Give an exact copy of every line, leaving images out.

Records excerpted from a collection

>> BEGIN

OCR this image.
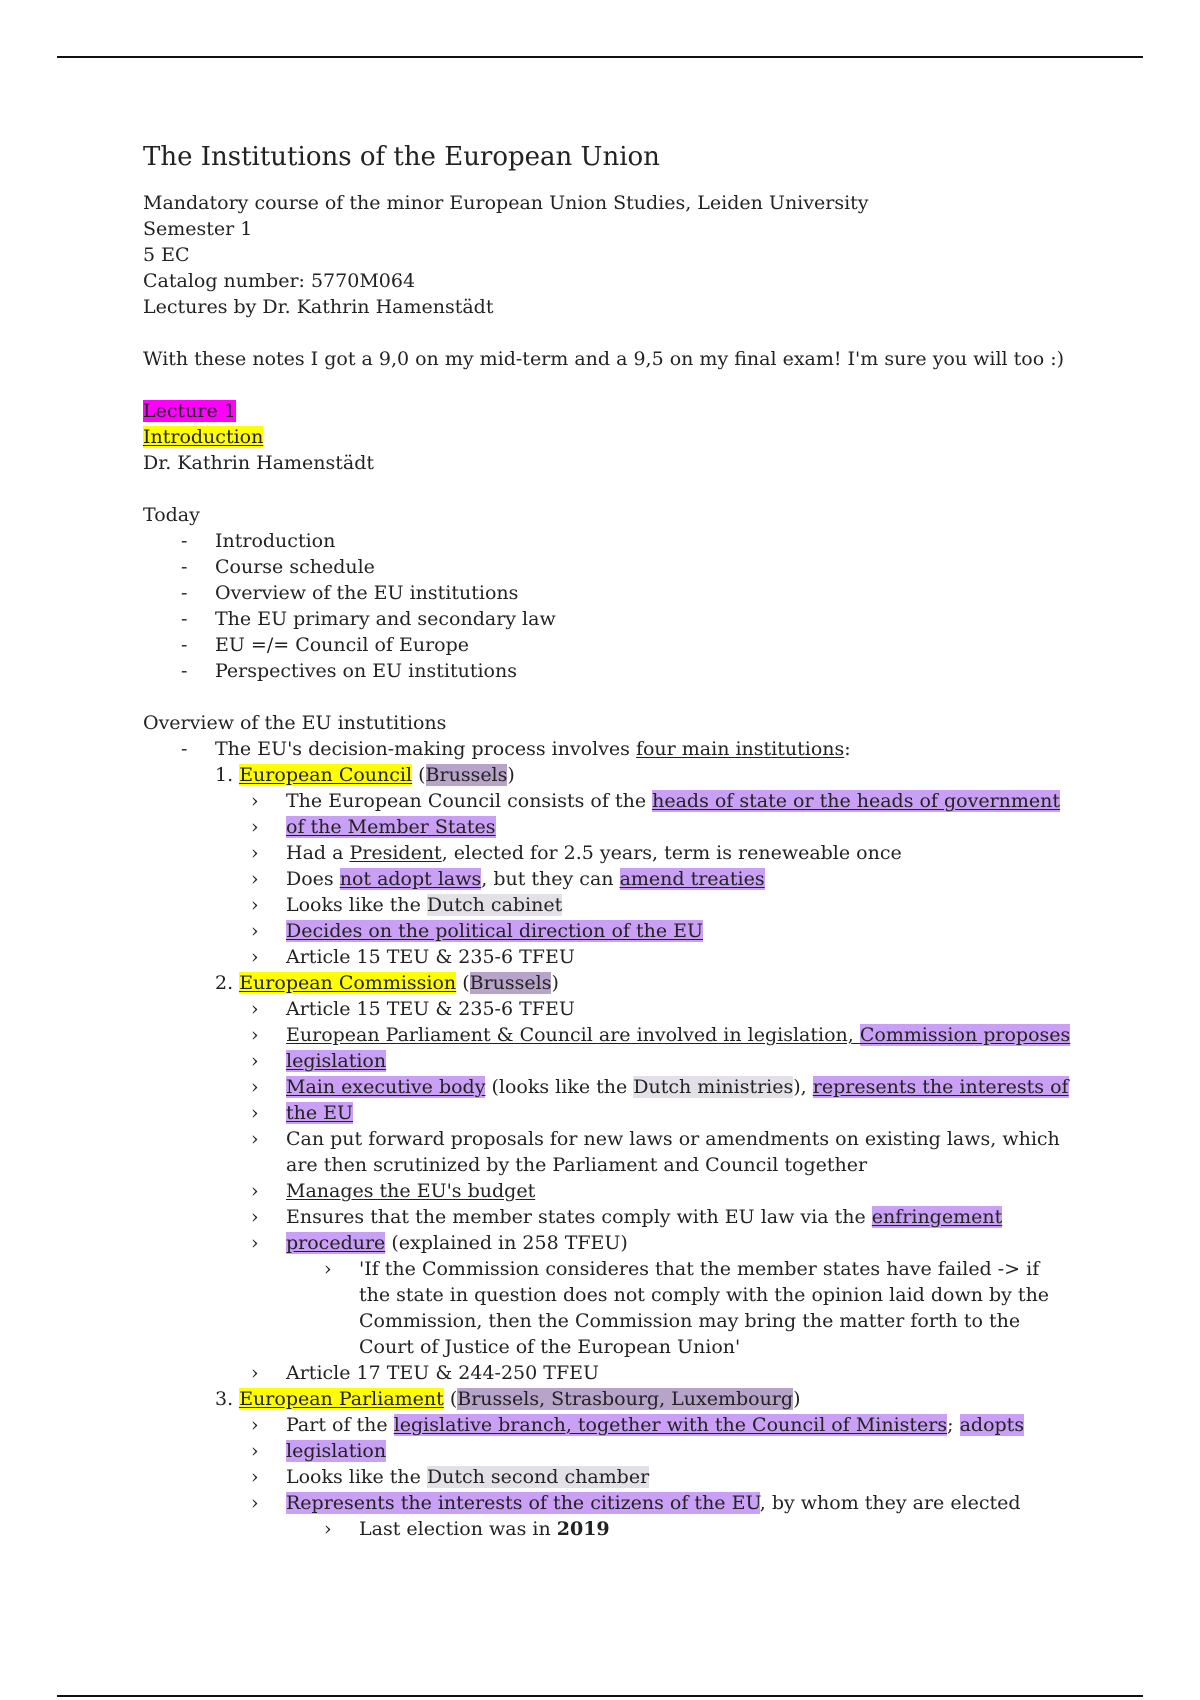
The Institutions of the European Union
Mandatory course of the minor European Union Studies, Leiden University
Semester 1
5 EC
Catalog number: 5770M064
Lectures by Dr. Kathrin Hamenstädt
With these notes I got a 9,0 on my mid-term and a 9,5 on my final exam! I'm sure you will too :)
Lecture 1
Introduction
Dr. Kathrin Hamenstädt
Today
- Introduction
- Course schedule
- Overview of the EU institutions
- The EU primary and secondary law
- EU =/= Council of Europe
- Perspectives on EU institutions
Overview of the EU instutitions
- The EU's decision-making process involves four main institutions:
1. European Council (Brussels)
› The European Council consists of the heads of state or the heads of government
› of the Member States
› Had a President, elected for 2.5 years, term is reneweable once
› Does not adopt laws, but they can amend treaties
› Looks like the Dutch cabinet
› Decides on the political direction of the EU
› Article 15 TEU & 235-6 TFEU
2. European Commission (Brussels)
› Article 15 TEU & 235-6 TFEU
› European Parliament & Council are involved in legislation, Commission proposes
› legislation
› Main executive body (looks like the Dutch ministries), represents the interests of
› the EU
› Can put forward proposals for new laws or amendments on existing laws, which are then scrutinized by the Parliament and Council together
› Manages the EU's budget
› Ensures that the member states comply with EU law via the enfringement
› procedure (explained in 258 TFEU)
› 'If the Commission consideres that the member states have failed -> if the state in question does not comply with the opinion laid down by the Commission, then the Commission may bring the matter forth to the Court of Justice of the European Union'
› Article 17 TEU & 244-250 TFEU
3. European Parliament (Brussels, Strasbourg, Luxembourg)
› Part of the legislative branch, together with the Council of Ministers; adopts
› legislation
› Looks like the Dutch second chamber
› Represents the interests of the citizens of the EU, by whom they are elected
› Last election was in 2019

>> END

Worked solution >>
OCR this image.
The Institutions of the European Union
Mandatory course of the minor European Union Studies, Leiden University
Semester 1
5 EC
Catalog number: 5770M064
Lectures by Dr. Kathrin Hamenstädt
With these notes I got a 9,0 on my mid-term and a 9,5 on my final exam! I'm sure you will too :)
Lecture 1
Introduction
Dr. Kathrin Hamenstädt
Today
- Introduction
- Course schedule
- Overview of the EU institutions
- The EU primary and secondary law
- EU =/= Council of Europe
- Perspectives on EU institutions
Overview of the EU instutitions
- The EU's decision-making process involves four main institutions:
1. European Council (Brussels)
› The European Council consists of the heads of state or the heads of government
› of the Member States
› Had a President, elected for 2.5 years, term is reneweable once
› Does not adopt laws, but they can amend treaties
› Looks like the Dutch cabinet
› Decides on the political direction of the EU
› Article 15 TEU & 235-6 TFEU
2. European Commission (Brussels)
› Article 15 TEU & 235-6 TFEU
› European Parliament & Council are involved in legislation, Commission proposes
› legislation
› Main executive body (looks like the Dutch ministries), represents the interests of
› the EU
› Can put forward proposals for new laws or amendments on existing laws, which are then scrutinized by the Parliament and Council together
› Manages the EU's budget
› Ensures that the member states comply with EU law via the enfringement
› procedure (explained in 258 TFEU)
› 'If the Commission consideres that the member states have failed -> if the state in question does not comply with the opinion laid down by the Commission, then the Commission may bring the matter forth to the Court of Justice of the European Union'
› Article 17 TEU & 244-250 TFEU
3. European Parliament (Brussels, Strasbourg, Luxembourg)
› Part of the legislative branch, together with the Council of Ministers; adopts
› legislation
› Looks like the Dutch second chamber
› Represents the interests of the citizens of the EU, by whom they are elected
› Last election was in 2019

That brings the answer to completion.